[ENTRIES PROVIDED]
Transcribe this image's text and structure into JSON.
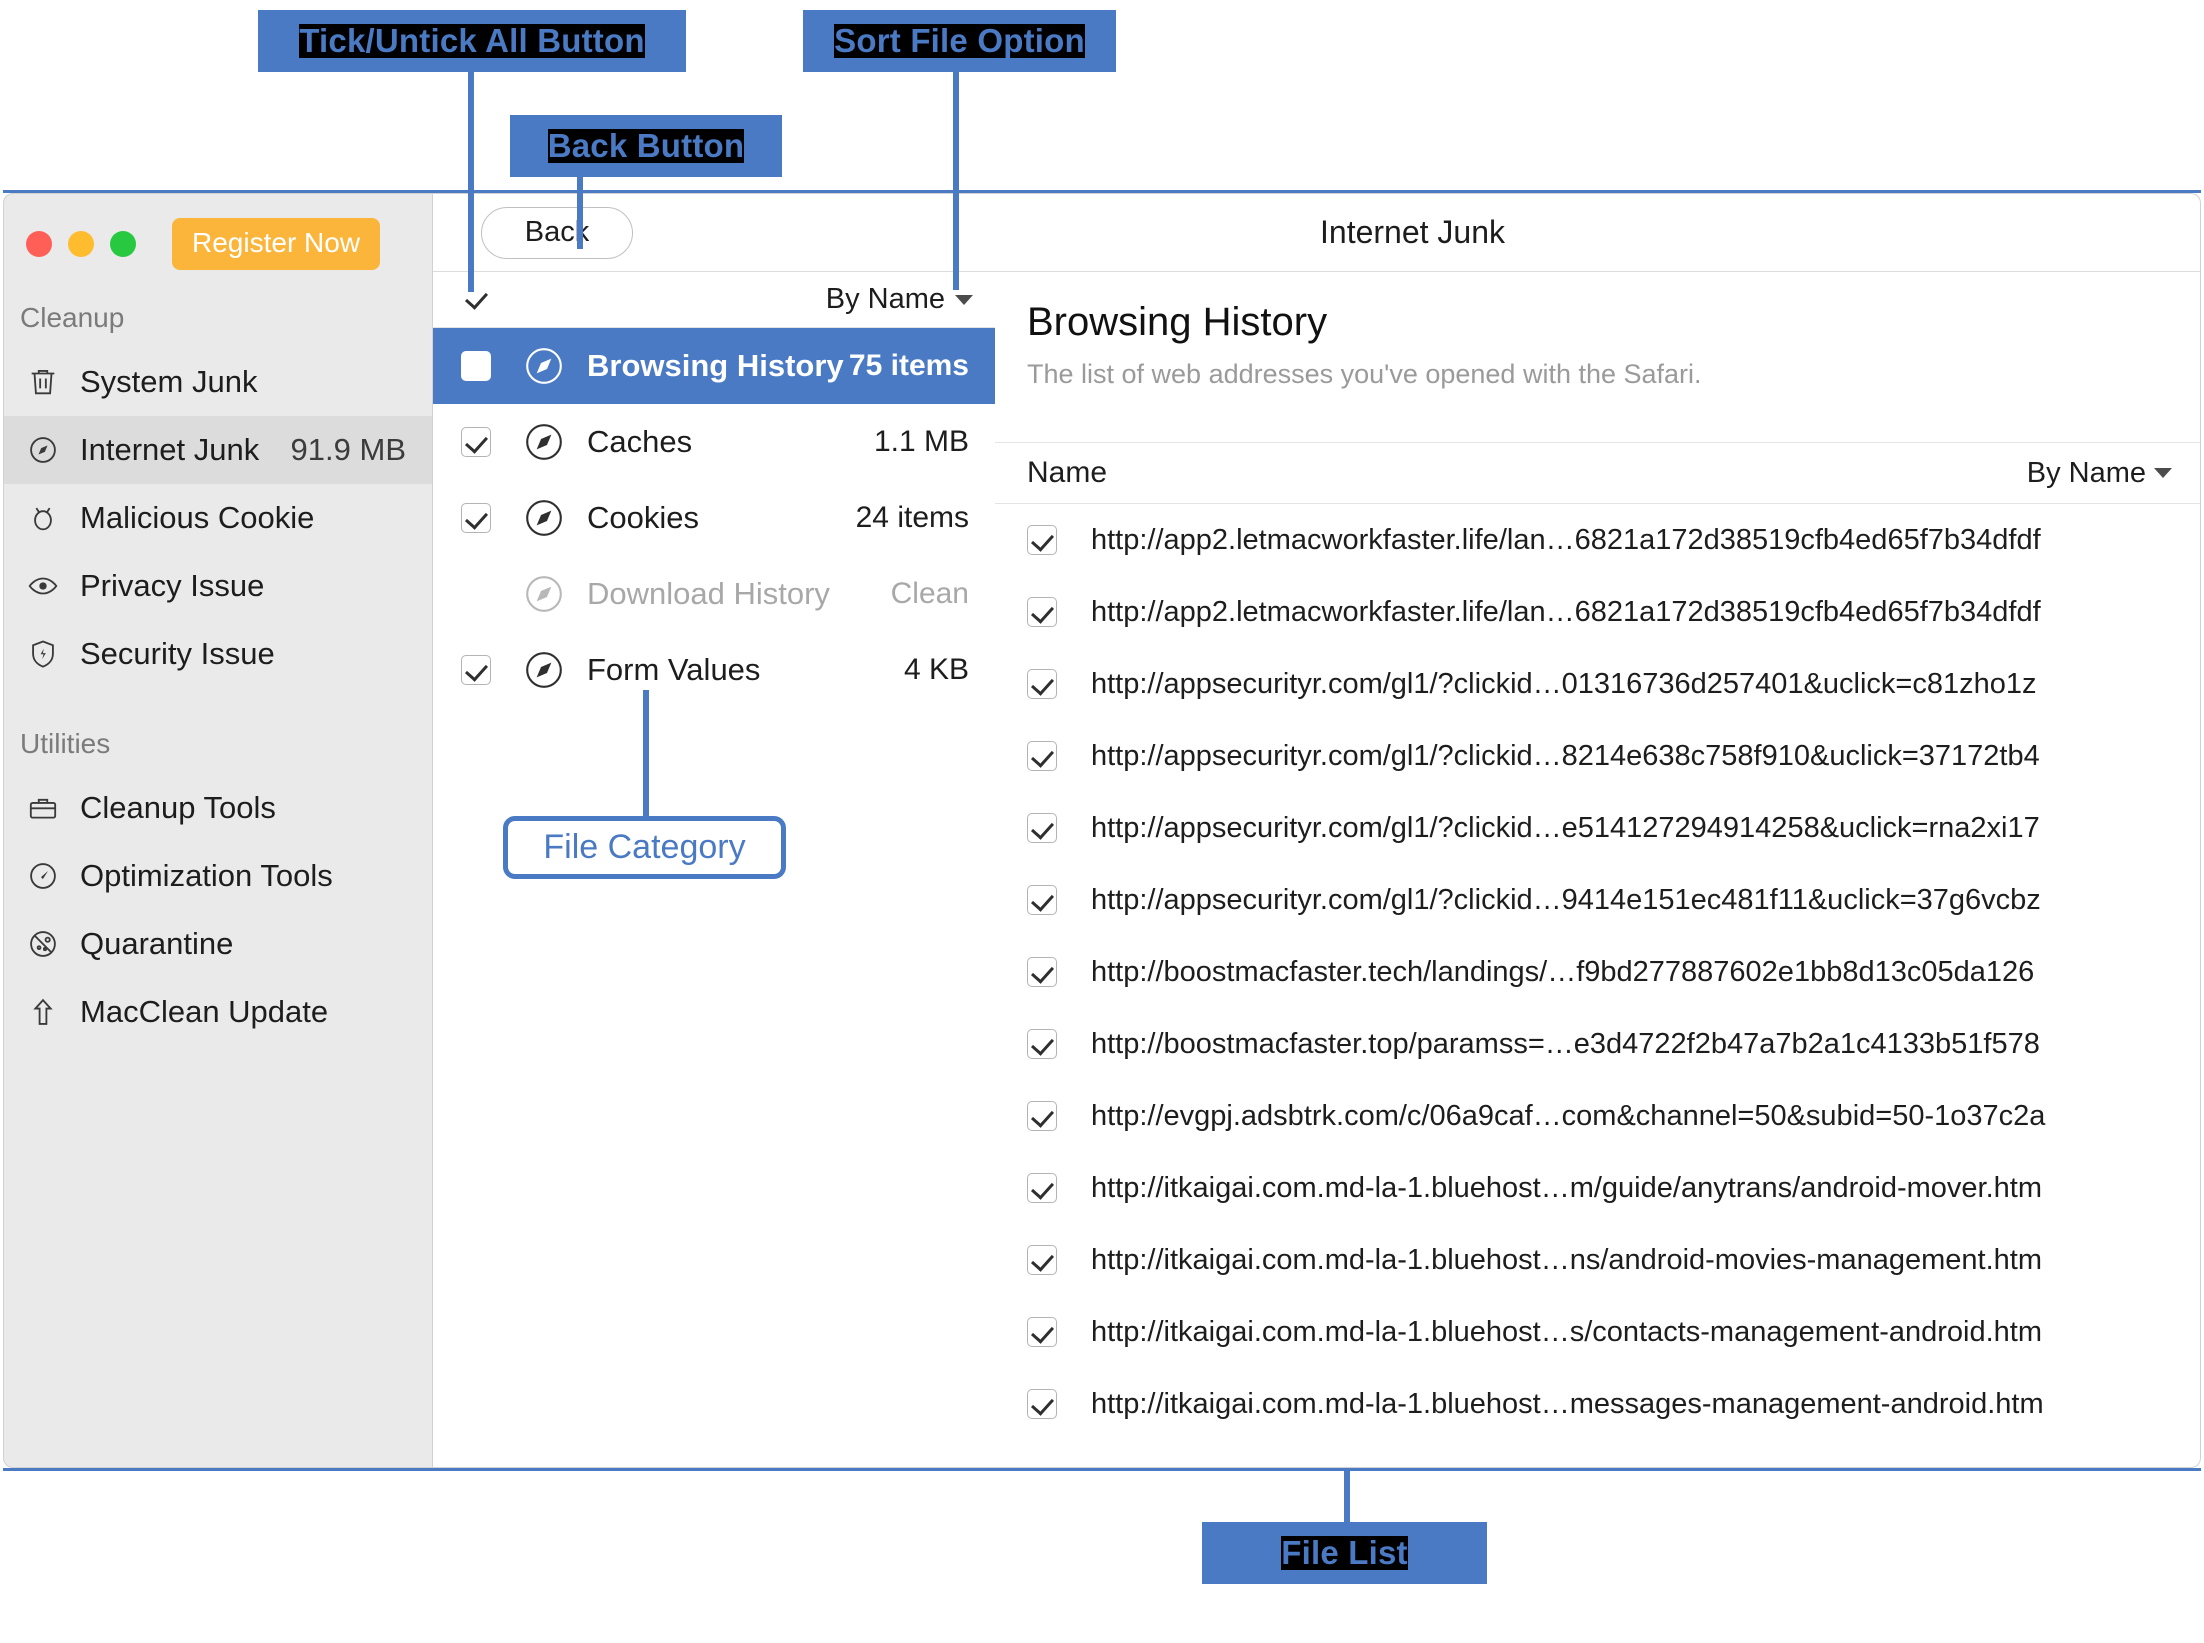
{
  "annotations": [
    {
      "id": "tick-untick-all",
      "label": "Tick/Untick All Button"
    },
    {
      "id": "sort-file-option",
      "label": "Sort File Option"
    },
    {
      "id": "back-button",
      "label": "Back Button"
    },
    {
      "id": "file-category",
      "label": "File Category"
    },
    {
      "id": "file-list",
      "label": "File List"
    }
  ],
  "colors": {
    "annotation_blue": "#4a7ac4",
    "selection_blue": "#4a7ac4",
    "register_orange": "#fcb53b",
    "sidebar_bg": "#eaeaea",
    "traffic_red": "#ff5f57",
    "traffic_yellow": "#febc2e",
    "traffic_green": "#28c840"
  },
  "sidebar": {
    "register_button": "Register Now",
    "groups": [
      {
        "title": "Cleanup",
        "items": [
          {
            "label": "System Junk",
            "size": "",
            "icon": "trash-icon",
            "active": false
          },
          {
            "label": "Internet Junk",
            "size": "91.9 MB",
            "icon": "compass-icon",
            "active": true
          },
          {
            "label": "Malicious Cookie",
            "size": "",
            "icon": "bug-icon",
            "active": false
          },
          {
            "label": "Privacy Issue",
            "size": "",
            "icon": "eye-icon",
            "active": false
          },
          {
            "label": "Security Issue",
            "size": "",
            "icon": "shield-icon",
            "active": false
          }
        ]
      },
      {
        "title": "Utilities",
        "items": [
          {
            "label": "Cleanup Tools",
            "size": "",
            "icon": "toolbox-icon",
            "active": false
          },
          {
            "label": "Optimization Tools",
            "size": "",
            "icon": "gauge-icon",
            "active": false
          },
          {
            "label": "Quarantine",
            "size": "",
            "icon": "quarantine-icon",
            "active": false
          },
          {
            "label": "MacClean Update",
            "size": "",
            "icon": "upload-arrow-icon",
            "active": false
          }
        ]
      }
    ]
  },
  "middle": {
    "back_label": "Back",
    "select_all_checked": true,
    "sort_label": "By Name",
    "categories": [
      {
        "name": "Browsing History",
        "size": "75 items",
        "checked": true,
        "selected": true,
        "disabled": false
      },
      {
        "name": "Caches",
        "size": "1.1 MB",
        "checked": true,
        "selected": false,
        "disabled": false
      },
      {
        "name": "Cookies",
        "size": "24 items",
        "checked": true,
        "selected": false,
        "disabled": false
      },
      {
        "name": "Download History",
        "size": "Clean",
        "checked": false,
        "selected": false,
        "disabled": true
      },
      {
        "name": "Form Values",
        "size": "4 KB",
        "checked": true,
        "selected": false,
        "disabled": false
      }
    ]
  },
  "right": {
    "window_title": "Internet Junk",
    "detail_title": "Browsing History",
    "detail_subtitle": "The list of web addresses you've opened with the Safari.",
    "column_name": "Name",
    "sort_label": "By Name",
    "files": [
      {
        "url": "http://app2.letmacworkfaster.life/lan…6821a172d38519cfb4ed65f7b34dfdf",
        "checked": true
      },
      {
        "url": "http://app2.letmacworkfaster.life/lan…6821a172d38519cfb4ed65f7b34dfdf",
        "checked": true
      },
      {
        "url": "http://appsecurityr.com/gl1/?clickid…01316736d257401&uclick=c81zho1z",
        "checked": true
      },
      {
        "url": "http://appsecurityr.com/gl1/?clickid…8214e638c758f910&uclick=37172tb4",
        "checked": true
      },
      {
        "url": "http://appsecurityr.com/gl1/?clickid…e514127294914258&uclick=rna2xi17",
        "checked": true
      },
      {
        "url": "http://appsecurityr.com/gl1/?clickid…9414e151ec481f11&uclick=37g6vcbz",
        "checked": true
      },
      {
        "url": "http://boostmacfaster.tech/landings/…f9bd277887602e1bb8d13c05da126",
        "checked": true
      },
      {
        "url": "http://boostmacfaster.top/paramss=…e3d4722f2b47a7b2a1c4133b51f578",
        "checked": true
      },
      {
        "url": "http://evgpj.adsbtrk.com/c/06a9caf…com&channel=50&subid=50-1o37c2a",
        "checked": true
      },
      {
        "url": "http://itkaigai.com.md-la-1.bluehost…m/guide/anytrans/android-mover.htm",
        "checked": true
      },
      {
        "url": "http://itkaigai.com.md-la-1.bluehost…ns/android-movies-management.htm",
        "checked": true
      },
      {
        "url": "http://itkaigai.com.md-la-1.bluehost…s/contacts-management-android.htm",
        "checked": true
      },
      {
        "url": "http://itkaigai.com.md-la-1.bluehost…messages-management-android.htm",
        "checked": true
      }
    ]
  }
}
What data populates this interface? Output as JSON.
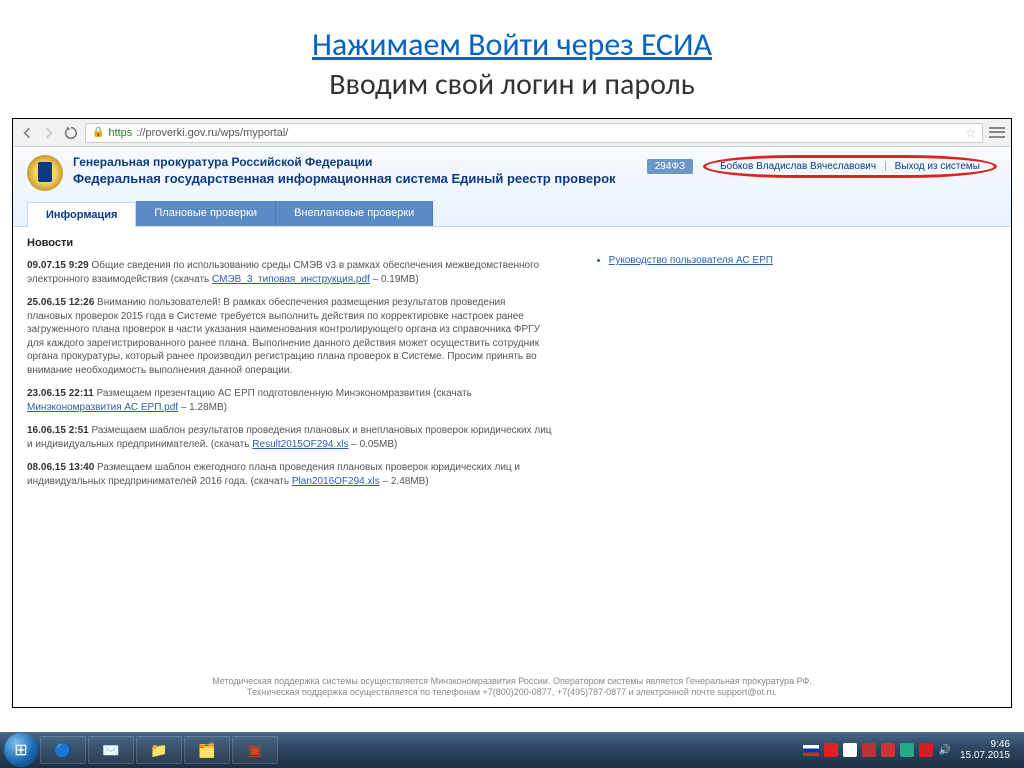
{
  "slide": {
    "title_line1": "Нажимаем Войти через ЕСИА",
    "title_line2": "Вводим свой логин и пароль"
  },
  "browser": {
    "url_https": "https",
    "url_rest": "://proverki.gov.ru/wps/myportal/"
  },
  "header": {
    "org_line1": "Генеральная прокуратура Российской Федерации",
    "org_line2": "Федеральная государственная информационная система Единый реестр проверок",
    "badge": "294ФЗ",
    "user": "Бобков Владислав Вячеславович",
    "logout": "Выход из системы"
  },
  "tabs": {
    "info": "Информация",
    "planned": "Плановые проверки",
    "unplanned": "Внеплановые проверки"
  },
  "news": {
    "heading": "Новости",
    "items": [
      {
        "date": "09.07.15 9:29",
        "text_before": " Общие сведения по использованию среды СМЭВ v3 в рамках обеспечения межведомственного электронного взаимодействия (скачать ",
        "link": "СМЭВ_3_типовая_инструкция.pdf",
        "text_after": " – 0.19MB)"
      },
      {
        "date": "25.06.15 12:26",
        "text_before": " Вниманию пользователей! В рамках обеспечения размещения результатов проведения плановых проверок 2015 года в Системе требуется выполнить действия по корректировке настроек ранее загруженного плана проверок в части указания наименования контролирующего органа из справочника ФРГУ для каждого зарегистрированного ранее плана. Выполнение данного действия может осуществить сотрудник органа прокуратуры, который ранее производил регистрацию плана проверок в Системе. Просим принять во внимание необходимость выполнения данной операции.",
        "link": "",
        "text_after": ""
      },
      {
        "date": "23.06.15 22:11",
        "text_before": " Размещаем презентацию АС ЕРП подготовленную Минэкономразвития (скачать ",
        "link": "Минэкономразвития АС ЕРП.pdf",
        "text_after": " – 1.28MB)"
      },
      {
        "date": "16.06.15 2:51",
        "text_before": " Размещаем шаблон результатов проведения плановых и внеплановых проверок юридических лиц и индивидуальных предпринимателей. (скачать ",
        "link": "Result2015OF294.xls",
        "text_after": " – 0.05MB)"
      },
      {
        "date": "08.06.15 13:40",
        "text_before": " Размещаем шаблон ежегодного плана проведения плановых проверок юридических лиц и индивидуальных предпринимателей 2016 года. (скачать ",
        "link": "Plan2016OF294.xls",
        "text_after": " – 2.48MB)"
      }
    ]
  },
  "sidebar": {
    "guide_link": "Руководство пользователя АС ЕРП"
  },
  "page_footer": {
    "line1": "Методическая поддержка системы осуществляется Минэкономразвития России. Оператором системы является Генеральная прокуратура РФ.",
    "line2": "Техническая поддержка осуществляется по телефонам +7(800)200-0877, +7(495)787-0877 и электронной почте support@ot.ru."
  },
  "taskbar": {
    "time": "9:46",
    "date": "15.07.2015"
  }
}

[WRITTEN EXERCISE] Determine how many lines of the listing above hold the word "системы". Report that number without anything else.

[FINISHED EXERCISE] 2